[OBJECTIVE] Would you pull out every line of the material that contains the string "exposed"?

[RECORDED DATA]
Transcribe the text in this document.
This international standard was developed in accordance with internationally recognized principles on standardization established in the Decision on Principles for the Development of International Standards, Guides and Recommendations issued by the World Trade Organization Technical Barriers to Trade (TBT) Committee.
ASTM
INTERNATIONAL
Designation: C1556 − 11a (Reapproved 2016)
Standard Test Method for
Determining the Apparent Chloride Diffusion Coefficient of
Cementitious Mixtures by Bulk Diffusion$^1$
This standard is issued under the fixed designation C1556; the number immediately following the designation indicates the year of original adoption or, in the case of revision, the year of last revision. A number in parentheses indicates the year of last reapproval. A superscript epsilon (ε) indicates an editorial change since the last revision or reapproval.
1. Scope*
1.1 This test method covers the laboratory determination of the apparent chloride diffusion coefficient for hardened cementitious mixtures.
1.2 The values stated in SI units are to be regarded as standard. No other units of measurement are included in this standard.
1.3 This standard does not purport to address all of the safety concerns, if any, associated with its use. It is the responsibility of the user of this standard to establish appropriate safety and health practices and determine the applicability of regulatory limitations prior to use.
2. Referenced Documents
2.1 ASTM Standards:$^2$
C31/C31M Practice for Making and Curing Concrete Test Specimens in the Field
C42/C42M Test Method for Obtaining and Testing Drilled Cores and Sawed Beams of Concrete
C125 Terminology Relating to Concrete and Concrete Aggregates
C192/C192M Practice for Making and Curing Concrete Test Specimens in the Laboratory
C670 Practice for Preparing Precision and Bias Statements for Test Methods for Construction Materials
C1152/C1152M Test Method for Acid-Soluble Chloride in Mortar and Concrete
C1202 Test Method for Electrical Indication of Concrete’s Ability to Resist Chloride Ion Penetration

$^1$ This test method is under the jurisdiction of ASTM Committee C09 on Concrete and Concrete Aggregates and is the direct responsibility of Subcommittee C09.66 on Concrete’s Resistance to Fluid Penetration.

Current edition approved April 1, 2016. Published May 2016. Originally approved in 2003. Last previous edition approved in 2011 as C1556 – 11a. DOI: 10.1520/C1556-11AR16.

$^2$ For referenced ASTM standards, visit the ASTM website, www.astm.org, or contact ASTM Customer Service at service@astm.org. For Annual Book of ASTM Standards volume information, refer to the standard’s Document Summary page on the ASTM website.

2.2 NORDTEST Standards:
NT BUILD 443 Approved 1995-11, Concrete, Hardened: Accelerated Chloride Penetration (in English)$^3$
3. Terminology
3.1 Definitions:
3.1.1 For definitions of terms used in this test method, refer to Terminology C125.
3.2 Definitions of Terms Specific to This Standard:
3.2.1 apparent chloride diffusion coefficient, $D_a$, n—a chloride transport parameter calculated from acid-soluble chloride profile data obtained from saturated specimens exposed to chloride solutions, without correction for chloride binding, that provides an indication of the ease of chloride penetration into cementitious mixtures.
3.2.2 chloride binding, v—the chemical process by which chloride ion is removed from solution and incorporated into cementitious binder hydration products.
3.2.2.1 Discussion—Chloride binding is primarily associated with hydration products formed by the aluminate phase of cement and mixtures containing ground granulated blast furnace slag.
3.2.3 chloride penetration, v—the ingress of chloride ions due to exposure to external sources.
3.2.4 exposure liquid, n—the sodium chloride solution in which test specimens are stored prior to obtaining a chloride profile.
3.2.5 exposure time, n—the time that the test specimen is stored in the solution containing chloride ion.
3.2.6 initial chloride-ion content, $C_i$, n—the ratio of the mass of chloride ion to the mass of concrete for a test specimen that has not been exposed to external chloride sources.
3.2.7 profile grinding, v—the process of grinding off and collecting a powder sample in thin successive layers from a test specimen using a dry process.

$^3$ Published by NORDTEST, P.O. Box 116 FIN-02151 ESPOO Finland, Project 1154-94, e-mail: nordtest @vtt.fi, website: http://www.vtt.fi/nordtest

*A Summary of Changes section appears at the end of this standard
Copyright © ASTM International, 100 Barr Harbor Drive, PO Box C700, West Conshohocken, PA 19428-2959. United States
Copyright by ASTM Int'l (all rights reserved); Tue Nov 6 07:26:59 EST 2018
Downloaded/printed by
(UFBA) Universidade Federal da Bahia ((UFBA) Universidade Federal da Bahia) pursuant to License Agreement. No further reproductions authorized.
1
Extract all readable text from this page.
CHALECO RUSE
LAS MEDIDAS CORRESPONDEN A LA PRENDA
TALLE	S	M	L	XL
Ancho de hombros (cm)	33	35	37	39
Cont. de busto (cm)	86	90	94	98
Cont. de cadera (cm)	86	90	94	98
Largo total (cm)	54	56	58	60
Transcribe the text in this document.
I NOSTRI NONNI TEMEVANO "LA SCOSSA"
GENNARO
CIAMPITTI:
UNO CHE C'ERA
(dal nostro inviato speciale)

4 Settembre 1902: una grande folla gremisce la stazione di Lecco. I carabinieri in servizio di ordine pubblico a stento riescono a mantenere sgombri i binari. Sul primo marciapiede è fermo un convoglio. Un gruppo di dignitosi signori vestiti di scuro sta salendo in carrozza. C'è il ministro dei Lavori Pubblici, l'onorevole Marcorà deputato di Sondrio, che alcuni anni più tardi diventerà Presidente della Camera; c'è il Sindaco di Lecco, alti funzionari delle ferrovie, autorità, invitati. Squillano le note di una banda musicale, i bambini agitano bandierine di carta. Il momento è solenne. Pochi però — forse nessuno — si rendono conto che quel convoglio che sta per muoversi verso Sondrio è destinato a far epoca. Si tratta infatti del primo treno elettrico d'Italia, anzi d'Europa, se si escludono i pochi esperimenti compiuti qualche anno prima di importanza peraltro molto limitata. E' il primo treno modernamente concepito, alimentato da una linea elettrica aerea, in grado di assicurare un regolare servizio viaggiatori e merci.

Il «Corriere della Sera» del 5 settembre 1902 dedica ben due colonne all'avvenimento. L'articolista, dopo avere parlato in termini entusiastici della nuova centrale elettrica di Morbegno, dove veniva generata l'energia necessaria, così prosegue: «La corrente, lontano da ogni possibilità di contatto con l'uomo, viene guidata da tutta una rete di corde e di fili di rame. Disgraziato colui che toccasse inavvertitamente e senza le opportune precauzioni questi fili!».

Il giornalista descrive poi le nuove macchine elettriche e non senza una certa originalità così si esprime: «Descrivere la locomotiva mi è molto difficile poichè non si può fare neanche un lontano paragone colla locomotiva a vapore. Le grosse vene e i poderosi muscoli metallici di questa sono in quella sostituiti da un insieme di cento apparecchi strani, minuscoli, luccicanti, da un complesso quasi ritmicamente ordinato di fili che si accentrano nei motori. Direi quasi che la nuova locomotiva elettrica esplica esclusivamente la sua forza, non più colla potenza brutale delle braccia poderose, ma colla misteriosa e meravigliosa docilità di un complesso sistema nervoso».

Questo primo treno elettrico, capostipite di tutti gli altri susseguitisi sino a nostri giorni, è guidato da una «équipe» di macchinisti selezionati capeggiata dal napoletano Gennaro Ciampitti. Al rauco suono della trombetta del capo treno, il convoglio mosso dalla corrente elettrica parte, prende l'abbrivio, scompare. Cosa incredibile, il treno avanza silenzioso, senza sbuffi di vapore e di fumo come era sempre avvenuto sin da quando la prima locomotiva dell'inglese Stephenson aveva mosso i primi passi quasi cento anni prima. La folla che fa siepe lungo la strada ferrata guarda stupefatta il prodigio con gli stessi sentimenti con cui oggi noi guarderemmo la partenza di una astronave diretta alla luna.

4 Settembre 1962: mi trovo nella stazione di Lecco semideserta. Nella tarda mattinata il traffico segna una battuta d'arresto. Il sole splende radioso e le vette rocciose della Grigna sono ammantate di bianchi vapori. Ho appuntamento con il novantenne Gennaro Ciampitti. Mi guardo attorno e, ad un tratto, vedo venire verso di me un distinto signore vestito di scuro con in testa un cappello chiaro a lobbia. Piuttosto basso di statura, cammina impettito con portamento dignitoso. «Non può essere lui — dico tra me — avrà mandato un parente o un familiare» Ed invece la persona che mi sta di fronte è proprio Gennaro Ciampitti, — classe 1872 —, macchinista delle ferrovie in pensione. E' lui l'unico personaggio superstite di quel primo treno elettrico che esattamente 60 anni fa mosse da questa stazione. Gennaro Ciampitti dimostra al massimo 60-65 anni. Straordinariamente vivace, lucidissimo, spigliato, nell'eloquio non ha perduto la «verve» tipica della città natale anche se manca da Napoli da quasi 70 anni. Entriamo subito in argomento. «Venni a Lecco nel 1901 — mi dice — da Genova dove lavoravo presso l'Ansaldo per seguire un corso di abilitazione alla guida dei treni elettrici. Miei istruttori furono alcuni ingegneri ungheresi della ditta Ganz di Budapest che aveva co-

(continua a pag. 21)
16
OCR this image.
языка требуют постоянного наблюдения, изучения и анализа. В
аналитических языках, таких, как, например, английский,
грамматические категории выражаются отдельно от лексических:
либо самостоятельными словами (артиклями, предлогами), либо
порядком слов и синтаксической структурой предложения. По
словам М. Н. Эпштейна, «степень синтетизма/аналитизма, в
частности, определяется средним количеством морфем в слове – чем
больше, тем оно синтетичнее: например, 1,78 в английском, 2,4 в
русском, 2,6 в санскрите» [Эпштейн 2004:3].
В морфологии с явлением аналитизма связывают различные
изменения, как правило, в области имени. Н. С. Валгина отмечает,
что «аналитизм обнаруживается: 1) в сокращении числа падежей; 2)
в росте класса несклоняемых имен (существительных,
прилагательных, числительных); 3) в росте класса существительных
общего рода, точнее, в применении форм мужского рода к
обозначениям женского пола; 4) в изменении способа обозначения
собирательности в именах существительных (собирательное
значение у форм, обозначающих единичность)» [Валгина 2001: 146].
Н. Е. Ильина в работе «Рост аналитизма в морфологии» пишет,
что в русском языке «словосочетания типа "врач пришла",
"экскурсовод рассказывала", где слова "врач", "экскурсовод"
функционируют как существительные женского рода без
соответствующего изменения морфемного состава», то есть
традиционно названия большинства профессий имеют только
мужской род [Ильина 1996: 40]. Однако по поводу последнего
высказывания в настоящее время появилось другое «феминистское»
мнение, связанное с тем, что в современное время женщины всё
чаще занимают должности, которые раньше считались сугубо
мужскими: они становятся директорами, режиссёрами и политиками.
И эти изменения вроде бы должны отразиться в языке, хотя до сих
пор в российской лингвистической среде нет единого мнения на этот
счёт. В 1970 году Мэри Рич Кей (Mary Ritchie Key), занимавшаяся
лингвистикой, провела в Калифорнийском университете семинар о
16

[WRITTEN REPLY]
3.2.1 apparent chloride diffusion coefficient, $D_a$, n—a chloride transport parameter calculated from acid-soluble chloride profile data obtained from saturated specimens exposed to chloride solutions, without correction for chloride binding, that provides an indication of the ease of chloride penetration into cementitious mixtures.
3.2.6 initial chloride-ion content, $C_i$, n—the ratio of the mass of chloride ion to the mass of concrete for a test specimen that has not been exposed to external chloride sources.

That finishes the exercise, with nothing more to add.